--- Instructions for the task ---
From the listing below, select every line where the word "Capital" appears.

--- Listed records ---
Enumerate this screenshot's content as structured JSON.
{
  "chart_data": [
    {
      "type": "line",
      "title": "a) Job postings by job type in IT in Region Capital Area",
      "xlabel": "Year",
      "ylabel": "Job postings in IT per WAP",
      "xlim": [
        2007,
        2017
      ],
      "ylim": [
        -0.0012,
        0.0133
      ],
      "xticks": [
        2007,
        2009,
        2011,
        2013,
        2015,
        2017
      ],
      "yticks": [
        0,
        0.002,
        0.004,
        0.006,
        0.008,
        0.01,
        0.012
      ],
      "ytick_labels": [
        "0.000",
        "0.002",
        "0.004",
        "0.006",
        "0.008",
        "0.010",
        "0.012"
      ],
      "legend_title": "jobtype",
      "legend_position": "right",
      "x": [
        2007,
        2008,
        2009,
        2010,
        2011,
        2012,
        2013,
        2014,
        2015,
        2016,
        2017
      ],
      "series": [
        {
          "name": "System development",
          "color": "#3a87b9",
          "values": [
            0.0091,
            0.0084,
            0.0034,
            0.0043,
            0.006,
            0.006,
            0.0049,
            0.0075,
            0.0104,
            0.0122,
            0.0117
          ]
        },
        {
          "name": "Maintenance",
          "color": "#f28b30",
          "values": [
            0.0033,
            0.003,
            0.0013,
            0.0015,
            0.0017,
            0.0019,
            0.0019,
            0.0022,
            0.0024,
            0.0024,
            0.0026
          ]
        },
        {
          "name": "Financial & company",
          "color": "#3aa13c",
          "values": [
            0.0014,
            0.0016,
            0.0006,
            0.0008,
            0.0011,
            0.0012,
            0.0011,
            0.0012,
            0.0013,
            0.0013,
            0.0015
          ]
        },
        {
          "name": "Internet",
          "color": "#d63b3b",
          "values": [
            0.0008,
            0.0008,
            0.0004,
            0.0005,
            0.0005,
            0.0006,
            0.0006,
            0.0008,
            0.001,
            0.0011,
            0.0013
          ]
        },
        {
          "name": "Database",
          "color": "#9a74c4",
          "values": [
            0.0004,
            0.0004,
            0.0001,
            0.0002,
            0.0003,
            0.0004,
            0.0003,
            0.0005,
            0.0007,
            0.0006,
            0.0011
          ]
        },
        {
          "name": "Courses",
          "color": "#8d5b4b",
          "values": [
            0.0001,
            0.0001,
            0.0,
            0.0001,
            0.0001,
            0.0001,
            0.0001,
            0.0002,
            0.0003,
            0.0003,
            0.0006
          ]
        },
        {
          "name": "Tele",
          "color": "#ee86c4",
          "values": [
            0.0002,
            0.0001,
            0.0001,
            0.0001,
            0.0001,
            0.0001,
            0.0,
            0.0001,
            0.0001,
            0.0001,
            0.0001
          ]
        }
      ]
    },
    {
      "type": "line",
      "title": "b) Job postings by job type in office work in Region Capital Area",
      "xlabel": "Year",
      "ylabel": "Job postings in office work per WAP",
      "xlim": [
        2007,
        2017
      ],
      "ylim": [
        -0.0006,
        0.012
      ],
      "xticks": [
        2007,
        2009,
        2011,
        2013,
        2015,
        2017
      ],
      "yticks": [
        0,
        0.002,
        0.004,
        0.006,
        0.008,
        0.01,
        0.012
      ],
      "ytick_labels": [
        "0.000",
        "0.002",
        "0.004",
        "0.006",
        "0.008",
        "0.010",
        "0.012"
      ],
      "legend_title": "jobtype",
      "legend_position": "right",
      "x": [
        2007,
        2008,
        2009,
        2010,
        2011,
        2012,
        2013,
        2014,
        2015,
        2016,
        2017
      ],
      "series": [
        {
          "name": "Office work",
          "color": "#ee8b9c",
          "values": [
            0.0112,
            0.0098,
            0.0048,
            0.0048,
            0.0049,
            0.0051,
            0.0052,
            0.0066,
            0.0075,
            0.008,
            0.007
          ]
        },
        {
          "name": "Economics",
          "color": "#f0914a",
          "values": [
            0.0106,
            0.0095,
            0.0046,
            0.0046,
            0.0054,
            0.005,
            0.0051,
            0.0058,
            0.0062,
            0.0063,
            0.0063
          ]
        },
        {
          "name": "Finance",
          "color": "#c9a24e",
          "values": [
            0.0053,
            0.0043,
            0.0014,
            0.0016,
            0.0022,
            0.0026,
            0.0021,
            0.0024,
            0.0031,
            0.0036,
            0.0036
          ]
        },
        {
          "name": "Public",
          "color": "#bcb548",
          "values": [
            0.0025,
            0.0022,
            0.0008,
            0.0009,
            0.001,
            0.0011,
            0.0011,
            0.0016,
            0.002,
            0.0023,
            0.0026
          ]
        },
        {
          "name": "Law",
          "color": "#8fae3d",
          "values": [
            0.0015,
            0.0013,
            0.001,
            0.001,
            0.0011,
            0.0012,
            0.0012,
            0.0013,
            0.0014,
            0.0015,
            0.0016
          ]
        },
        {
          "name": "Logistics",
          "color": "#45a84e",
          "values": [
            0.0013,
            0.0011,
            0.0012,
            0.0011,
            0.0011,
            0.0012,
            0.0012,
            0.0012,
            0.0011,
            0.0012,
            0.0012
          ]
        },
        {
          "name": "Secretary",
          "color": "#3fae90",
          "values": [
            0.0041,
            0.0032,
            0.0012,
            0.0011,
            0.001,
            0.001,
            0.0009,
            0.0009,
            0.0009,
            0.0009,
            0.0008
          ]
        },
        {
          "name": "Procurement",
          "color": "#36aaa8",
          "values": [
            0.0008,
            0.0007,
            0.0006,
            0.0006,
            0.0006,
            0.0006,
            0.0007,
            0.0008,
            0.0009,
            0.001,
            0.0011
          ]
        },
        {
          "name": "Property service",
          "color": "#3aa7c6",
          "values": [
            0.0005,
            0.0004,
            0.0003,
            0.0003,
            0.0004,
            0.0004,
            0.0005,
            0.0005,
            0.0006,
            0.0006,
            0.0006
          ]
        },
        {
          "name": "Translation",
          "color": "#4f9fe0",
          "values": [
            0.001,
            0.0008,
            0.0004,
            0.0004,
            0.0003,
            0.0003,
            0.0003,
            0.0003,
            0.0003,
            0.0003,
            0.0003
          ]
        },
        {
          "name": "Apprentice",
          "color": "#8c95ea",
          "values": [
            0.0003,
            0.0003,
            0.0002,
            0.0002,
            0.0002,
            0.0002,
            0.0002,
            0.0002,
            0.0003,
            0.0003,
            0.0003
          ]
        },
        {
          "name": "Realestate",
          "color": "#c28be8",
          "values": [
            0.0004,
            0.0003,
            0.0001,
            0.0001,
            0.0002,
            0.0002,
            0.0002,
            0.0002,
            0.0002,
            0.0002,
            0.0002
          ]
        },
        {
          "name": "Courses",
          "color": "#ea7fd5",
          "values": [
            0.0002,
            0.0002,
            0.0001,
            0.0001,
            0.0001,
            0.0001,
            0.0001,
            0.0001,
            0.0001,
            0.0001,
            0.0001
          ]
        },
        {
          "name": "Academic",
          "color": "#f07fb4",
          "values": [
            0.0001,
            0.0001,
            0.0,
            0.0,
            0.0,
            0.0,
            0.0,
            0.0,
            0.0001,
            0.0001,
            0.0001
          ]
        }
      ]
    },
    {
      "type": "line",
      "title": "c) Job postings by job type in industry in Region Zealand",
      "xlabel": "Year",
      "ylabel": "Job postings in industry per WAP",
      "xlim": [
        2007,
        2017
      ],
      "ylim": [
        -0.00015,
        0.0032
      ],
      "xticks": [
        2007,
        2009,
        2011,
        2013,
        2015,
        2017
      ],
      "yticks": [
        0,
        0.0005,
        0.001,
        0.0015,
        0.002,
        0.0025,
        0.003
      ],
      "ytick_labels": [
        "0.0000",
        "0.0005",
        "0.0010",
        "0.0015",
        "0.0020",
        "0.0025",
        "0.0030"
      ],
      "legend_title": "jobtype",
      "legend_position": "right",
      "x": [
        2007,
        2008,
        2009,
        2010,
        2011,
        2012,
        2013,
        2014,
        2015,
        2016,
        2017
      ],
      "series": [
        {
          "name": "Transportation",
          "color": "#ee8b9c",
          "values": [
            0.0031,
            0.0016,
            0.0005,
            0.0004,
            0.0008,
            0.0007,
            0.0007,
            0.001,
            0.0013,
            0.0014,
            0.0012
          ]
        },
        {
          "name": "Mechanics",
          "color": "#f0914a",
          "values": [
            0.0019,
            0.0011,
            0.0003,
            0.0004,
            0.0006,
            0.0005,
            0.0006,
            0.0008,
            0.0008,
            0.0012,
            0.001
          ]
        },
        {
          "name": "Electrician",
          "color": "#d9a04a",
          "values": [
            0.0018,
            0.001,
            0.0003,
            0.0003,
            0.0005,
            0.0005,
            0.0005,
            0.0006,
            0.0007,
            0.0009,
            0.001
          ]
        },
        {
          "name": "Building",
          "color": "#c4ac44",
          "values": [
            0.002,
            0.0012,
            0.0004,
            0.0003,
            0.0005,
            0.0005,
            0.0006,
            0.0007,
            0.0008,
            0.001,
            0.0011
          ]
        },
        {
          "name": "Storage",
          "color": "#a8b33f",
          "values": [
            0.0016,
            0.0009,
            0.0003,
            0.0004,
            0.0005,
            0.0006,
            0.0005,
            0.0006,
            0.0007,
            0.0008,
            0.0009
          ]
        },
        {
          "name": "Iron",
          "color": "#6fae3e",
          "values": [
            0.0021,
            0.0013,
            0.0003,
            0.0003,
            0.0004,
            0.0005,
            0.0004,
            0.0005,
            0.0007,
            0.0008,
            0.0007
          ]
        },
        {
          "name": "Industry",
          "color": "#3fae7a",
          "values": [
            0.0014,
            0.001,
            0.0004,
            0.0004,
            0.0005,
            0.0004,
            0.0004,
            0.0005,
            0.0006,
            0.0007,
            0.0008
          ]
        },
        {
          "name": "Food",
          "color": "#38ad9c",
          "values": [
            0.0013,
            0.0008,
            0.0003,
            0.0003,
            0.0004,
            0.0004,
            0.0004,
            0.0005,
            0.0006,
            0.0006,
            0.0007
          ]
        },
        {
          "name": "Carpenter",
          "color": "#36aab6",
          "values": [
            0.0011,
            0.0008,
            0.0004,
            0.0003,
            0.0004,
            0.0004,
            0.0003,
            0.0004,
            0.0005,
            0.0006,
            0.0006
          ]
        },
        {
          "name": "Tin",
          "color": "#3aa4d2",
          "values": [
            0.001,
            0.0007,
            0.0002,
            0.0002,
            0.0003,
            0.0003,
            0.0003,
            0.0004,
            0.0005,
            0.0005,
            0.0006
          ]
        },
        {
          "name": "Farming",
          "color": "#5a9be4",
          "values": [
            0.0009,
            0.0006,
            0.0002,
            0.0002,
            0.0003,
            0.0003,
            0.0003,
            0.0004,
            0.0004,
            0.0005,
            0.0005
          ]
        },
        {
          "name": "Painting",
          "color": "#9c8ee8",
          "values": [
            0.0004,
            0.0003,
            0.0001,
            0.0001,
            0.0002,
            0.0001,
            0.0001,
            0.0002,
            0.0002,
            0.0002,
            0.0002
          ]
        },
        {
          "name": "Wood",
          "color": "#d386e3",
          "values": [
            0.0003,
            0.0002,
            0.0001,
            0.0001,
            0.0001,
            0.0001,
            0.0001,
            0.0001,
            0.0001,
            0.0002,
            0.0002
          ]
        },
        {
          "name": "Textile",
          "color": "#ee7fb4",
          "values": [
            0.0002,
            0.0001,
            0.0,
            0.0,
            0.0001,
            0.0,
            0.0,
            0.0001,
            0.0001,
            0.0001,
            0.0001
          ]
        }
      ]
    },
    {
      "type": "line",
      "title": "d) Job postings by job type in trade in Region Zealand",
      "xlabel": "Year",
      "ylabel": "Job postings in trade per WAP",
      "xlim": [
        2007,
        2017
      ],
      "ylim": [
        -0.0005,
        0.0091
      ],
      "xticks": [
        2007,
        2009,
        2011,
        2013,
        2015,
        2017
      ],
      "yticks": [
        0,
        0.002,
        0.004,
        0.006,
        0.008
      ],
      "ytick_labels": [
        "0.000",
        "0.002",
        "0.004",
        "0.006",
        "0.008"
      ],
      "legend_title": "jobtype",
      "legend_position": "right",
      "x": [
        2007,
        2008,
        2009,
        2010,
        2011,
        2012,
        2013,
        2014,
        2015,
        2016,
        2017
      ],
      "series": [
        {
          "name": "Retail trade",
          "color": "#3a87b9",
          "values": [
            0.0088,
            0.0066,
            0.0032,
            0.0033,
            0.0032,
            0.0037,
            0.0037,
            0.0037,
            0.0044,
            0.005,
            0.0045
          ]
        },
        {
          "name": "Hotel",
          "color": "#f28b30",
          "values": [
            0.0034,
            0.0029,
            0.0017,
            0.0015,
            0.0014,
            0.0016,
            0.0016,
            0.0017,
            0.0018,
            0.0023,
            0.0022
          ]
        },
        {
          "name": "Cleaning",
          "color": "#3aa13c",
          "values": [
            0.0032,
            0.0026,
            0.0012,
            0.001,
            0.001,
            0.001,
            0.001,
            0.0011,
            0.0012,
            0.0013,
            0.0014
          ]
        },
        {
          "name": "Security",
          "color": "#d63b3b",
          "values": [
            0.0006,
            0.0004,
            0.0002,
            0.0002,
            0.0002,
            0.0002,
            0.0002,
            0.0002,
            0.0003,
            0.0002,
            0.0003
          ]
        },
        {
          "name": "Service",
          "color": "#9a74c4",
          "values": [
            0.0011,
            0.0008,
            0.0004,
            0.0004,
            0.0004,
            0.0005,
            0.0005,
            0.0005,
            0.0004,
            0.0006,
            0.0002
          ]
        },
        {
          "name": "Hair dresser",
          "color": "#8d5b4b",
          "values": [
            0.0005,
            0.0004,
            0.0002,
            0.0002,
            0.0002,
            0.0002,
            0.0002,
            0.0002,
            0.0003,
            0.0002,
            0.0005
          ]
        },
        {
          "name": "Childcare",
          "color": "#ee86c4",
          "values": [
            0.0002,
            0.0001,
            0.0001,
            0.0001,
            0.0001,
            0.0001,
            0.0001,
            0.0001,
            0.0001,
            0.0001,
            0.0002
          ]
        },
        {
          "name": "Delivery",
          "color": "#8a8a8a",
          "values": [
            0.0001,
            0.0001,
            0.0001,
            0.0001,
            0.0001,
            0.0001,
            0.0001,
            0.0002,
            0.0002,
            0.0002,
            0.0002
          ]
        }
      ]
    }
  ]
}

--- Output for this exercise ---
      "title": "a) Job postings by job type in IT in Region Capital Area",
      "title": "b) Job postings by job type in office work in Region Capital Area",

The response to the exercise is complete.